● Task
Rewrite the material from the line with "Patent image size: (842, 561)." to the line with "In FIG. 9, the felly", putting "detachable" in place of "demountable" and leaving everything else unchanged.

● Data for this exercise
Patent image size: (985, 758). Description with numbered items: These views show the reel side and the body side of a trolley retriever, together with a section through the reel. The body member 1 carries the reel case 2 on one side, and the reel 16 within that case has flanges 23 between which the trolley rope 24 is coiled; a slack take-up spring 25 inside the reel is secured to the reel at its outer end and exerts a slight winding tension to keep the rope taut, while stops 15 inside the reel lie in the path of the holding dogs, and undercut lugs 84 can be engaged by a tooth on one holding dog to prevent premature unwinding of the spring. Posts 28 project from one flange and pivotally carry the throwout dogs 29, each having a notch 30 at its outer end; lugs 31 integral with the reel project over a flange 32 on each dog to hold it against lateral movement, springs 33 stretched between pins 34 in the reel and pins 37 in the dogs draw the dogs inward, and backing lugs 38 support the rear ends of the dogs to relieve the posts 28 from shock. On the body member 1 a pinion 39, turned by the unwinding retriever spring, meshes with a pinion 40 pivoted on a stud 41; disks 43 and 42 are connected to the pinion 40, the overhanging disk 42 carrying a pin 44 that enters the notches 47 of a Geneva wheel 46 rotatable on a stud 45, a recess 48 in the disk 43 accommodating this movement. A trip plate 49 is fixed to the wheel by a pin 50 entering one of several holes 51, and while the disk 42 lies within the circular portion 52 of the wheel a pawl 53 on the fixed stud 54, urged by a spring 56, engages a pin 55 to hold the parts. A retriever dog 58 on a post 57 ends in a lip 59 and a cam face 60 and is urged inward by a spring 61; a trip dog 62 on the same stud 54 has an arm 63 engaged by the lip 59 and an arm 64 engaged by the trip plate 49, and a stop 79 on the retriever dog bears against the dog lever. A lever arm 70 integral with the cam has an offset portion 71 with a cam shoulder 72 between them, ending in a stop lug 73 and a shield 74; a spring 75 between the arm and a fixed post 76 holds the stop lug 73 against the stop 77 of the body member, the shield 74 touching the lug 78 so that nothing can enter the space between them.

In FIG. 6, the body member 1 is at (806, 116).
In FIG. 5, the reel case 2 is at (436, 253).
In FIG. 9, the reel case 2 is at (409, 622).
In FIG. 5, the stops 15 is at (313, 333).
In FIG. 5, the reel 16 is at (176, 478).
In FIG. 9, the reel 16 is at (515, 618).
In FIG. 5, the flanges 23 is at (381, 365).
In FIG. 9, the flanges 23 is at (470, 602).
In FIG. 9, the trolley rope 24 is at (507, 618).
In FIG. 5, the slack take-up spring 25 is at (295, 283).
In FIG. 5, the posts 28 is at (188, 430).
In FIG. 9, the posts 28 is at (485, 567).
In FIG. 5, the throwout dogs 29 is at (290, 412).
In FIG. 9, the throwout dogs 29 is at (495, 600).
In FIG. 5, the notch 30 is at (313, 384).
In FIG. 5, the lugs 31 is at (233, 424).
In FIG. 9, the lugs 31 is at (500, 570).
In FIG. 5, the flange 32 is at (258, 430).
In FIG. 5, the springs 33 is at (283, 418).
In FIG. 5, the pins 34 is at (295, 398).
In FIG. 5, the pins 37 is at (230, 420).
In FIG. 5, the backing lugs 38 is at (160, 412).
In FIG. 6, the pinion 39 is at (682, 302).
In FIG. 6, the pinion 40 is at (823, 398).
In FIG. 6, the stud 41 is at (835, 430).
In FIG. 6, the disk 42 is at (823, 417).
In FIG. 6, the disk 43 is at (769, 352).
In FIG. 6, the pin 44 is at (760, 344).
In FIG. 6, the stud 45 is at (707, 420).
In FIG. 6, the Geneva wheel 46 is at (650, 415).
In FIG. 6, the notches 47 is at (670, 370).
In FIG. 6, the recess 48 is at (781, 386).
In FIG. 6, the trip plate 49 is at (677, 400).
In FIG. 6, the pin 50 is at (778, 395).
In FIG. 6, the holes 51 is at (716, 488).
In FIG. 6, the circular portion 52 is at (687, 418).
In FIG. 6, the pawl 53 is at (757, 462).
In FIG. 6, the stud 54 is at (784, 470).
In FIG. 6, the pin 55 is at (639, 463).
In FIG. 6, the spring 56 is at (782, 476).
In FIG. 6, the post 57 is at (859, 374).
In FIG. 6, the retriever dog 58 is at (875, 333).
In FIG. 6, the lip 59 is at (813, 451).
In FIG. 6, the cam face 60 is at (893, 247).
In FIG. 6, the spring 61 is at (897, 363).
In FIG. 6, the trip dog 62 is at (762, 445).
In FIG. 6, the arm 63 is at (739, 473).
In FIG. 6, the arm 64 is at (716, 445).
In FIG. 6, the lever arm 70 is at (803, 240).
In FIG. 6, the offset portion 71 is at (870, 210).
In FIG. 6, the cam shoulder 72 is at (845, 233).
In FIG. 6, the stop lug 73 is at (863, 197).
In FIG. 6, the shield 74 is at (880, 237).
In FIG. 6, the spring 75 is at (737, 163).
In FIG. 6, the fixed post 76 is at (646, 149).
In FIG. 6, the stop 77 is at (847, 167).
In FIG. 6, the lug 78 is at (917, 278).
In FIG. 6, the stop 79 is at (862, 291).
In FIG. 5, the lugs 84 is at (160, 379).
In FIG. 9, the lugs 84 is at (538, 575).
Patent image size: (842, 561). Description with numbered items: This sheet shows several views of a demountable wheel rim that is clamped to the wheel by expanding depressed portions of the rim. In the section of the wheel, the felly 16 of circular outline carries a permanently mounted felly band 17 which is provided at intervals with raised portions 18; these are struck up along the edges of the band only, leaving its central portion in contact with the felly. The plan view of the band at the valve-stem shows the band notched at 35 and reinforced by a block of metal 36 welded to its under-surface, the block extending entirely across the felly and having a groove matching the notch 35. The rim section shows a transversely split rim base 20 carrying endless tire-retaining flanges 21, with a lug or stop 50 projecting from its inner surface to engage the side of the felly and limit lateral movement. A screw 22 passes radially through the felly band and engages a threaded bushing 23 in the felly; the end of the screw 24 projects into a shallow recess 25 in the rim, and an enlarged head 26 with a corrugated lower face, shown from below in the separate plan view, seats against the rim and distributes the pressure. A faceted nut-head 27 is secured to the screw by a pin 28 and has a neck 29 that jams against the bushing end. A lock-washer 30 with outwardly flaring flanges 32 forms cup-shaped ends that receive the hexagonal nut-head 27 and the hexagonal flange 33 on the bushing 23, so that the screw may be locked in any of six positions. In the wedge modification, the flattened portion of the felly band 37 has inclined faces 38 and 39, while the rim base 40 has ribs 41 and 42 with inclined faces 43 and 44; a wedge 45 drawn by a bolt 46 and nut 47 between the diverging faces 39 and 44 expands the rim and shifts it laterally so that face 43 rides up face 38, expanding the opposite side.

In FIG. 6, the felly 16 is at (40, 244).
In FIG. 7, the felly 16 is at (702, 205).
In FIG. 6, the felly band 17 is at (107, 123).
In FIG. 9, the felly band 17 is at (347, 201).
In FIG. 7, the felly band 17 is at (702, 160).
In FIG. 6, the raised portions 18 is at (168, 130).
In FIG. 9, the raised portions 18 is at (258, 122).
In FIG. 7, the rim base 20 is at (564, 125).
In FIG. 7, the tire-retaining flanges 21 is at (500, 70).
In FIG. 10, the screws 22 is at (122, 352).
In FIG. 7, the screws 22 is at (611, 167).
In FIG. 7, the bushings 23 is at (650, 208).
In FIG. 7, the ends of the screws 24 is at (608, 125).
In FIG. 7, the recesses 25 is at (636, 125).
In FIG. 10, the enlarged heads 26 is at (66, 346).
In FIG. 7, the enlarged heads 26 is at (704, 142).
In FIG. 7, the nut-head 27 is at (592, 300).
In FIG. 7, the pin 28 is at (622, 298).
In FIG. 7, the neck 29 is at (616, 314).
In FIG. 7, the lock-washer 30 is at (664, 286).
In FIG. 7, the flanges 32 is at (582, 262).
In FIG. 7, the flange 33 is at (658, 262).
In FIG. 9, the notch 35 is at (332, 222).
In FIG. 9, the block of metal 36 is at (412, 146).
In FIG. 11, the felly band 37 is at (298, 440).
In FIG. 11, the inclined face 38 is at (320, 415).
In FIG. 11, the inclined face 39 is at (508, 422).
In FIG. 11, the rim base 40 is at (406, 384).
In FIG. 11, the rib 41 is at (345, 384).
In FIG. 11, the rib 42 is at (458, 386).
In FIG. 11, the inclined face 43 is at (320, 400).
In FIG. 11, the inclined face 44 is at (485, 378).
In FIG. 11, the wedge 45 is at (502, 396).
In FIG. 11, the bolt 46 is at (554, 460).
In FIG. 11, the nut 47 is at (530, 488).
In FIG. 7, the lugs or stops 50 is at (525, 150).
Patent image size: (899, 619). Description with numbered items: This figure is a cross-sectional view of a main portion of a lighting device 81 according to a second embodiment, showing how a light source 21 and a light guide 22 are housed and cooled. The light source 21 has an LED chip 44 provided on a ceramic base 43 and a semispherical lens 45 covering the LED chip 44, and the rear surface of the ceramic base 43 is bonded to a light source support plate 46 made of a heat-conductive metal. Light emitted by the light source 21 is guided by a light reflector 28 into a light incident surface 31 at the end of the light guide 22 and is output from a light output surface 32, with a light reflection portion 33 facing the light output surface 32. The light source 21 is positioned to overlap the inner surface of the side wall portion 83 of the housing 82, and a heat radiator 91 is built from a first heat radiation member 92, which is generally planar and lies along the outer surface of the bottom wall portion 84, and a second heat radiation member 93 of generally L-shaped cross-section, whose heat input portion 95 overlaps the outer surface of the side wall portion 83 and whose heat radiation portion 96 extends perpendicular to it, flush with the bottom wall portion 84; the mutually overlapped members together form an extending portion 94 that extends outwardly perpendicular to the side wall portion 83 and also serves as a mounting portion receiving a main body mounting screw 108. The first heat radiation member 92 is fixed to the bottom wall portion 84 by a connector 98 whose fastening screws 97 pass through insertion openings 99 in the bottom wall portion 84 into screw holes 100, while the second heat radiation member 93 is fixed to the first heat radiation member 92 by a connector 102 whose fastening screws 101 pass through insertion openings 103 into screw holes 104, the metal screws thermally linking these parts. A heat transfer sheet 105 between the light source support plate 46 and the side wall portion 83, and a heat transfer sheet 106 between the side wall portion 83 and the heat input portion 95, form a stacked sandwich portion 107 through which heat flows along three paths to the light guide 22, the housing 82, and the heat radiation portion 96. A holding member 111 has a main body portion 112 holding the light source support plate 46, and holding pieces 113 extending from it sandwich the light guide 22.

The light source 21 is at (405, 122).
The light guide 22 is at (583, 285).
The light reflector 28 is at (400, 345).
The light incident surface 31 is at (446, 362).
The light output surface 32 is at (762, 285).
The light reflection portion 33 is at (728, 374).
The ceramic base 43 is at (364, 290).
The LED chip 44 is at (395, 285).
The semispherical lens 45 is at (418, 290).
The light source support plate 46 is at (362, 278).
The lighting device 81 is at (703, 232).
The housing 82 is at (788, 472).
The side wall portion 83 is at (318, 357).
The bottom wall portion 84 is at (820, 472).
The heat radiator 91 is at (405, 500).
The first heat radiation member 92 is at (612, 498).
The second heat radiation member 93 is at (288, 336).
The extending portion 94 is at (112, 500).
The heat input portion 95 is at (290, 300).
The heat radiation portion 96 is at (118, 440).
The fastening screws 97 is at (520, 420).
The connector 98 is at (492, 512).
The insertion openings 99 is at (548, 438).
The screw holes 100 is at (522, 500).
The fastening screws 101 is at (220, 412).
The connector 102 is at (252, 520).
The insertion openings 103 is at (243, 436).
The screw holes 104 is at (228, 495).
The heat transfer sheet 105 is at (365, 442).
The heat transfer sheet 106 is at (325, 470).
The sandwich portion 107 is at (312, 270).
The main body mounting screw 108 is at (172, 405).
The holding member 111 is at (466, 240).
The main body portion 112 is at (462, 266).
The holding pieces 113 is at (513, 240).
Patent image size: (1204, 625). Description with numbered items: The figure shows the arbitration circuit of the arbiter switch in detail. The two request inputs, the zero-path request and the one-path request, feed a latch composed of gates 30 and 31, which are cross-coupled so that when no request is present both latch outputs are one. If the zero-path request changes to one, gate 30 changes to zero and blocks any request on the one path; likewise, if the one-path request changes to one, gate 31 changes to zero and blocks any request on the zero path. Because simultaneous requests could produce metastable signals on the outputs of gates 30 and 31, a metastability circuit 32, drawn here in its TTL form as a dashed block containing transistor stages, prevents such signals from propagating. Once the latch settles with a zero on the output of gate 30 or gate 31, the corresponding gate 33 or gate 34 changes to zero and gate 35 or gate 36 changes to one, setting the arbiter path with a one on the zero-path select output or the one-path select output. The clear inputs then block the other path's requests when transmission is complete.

● Reply to the task
Patent image size: (842, 561). Description with numbered items: This sheet shows several views of a detachable wheel rim that is clamped to the wheel by expanding depressed portions of the rim. In the section of the wheel, the felly 16 of circular outline carries a permanently mounted felly band 17 which is provided at intervals with raised portions 18; these are struck up along the edges of the band only, leaving its central portion in contact with the felly. The plan view of the band at the valve-stem shows the band notched at 35 and reinforced by a block of metal 36 welded to its under-surface, the block extending entirely across the felly and having a groove matching the notch 35. The rim section shows a transversely split rim base 20 carrying endless tire-retaining flanges 21, with a lug or stop 50 projecting from its inner surface to engage the side of the felly and limit lateral movement. A screw 22 passes radially through the felly band and engages a threaded bushing 23 in the felly; the end of the screw 24 projects into a shallow recess 25 in the rim, and an enlarged head 26 with a corrugated lower face, shown from below in the separate plan view, seats against the rim and distributes the pressure. A faceted nut-head 27 is secured to the screw by a pin 28 and has a neck 29 that jams against the bushing end. A lock-washer 30 with outwardly flaring flanges 32 forms cup-shaped ends that receive the hexagonal nut-head 27 and the hexagonal flange 33 on the bushing 23, so that the screw may be locked in any of six positions. In the wedge modification, the flattened portion of the felly band 37 has inclined faces 38 and 39, while the rim base 40 has ribs 41 and 42 with inclined faces 43 and 44; a wedge 45 drawn by a bolt 46 and nut 47 between the diverging faces 39 and 44 expands the rim and shifts it laterally so that face 43 rides up face 38, expanding the opposite side.

In FIG. 6, the felly 16 is at (40, 244).
In FIG. 7, the felly 16 is at (702, 205).
In FIG. 6, the felly band 17 is at (107, 123).
In FIG. 9, the felly band 17 is at (347, 201).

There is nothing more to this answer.